=== WHAT IS REQUIRED ===
Read through the entries below and return each line with the word "color".

=== DATA EXCERPTS ===
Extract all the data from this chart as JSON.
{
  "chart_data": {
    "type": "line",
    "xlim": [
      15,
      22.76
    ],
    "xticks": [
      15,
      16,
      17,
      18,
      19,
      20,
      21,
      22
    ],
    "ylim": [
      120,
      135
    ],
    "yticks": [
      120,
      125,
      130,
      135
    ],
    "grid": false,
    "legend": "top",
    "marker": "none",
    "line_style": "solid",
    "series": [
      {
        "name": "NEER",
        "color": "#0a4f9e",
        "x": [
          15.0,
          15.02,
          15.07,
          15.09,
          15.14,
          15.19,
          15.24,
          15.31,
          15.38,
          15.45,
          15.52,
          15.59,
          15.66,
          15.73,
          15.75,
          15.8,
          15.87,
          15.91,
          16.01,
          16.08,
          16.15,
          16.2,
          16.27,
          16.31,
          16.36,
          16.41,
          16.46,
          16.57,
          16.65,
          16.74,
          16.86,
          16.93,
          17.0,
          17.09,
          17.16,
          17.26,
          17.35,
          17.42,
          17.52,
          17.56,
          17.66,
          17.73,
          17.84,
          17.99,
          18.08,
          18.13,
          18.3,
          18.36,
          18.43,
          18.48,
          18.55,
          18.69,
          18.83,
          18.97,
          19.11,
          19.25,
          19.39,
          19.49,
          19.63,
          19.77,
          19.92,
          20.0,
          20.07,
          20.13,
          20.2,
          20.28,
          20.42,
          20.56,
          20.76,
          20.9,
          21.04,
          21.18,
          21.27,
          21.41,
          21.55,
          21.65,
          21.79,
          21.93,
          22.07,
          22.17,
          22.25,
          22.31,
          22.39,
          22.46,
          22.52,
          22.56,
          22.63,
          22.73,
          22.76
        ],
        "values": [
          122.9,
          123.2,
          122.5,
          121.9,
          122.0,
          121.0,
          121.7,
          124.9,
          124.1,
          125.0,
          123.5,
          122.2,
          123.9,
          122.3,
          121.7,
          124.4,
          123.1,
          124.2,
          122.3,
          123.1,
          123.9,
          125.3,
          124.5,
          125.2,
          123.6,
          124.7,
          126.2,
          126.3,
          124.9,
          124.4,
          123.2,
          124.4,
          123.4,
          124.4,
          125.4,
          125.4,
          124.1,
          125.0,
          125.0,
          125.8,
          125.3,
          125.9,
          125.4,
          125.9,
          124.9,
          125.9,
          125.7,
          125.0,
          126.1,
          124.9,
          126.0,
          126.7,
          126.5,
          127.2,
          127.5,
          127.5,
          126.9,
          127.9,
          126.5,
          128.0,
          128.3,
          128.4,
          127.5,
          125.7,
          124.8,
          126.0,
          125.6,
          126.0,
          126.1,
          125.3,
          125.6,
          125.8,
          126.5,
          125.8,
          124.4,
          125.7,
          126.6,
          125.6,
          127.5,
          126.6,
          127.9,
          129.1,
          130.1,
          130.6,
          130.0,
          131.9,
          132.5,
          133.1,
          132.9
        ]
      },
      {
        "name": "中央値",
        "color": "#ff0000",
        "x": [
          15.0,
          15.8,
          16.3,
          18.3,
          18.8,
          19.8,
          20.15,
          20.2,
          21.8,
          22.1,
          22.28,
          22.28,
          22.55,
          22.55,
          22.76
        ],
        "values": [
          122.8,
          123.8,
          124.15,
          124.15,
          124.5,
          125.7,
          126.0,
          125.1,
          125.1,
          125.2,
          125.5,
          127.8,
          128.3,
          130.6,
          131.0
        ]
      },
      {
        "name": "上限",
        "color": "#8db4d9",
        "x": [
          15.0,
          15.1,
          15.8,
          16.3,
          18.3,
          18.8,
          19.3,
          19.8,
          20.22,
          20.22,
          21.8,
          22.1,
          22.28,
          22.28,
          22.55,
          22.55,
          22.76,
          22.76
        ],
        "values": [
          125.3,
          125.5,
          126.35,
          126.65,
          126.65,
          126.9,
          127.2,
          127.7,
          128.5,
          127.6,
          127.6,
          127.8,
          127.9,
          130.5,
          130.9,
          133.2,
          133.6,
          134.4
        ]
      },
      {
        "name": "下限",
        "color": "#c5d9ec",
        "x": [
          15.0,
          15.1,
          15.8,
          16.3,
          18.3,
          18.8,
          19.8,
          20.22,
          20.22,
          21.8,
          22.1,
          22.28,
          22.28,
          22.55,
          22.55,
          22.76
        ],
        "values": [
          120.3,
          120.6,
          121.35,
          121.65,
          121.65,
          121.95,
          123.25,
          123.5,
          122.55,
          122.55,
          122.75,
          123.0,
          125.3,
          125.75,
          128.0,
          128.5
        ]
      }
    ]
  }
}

=== EXERCISE RESULT ===
        "color": "#0a4f9e",
        "color": "#ff0000",
        "color": "#8db4d9",
        "color": "#c5d9ec",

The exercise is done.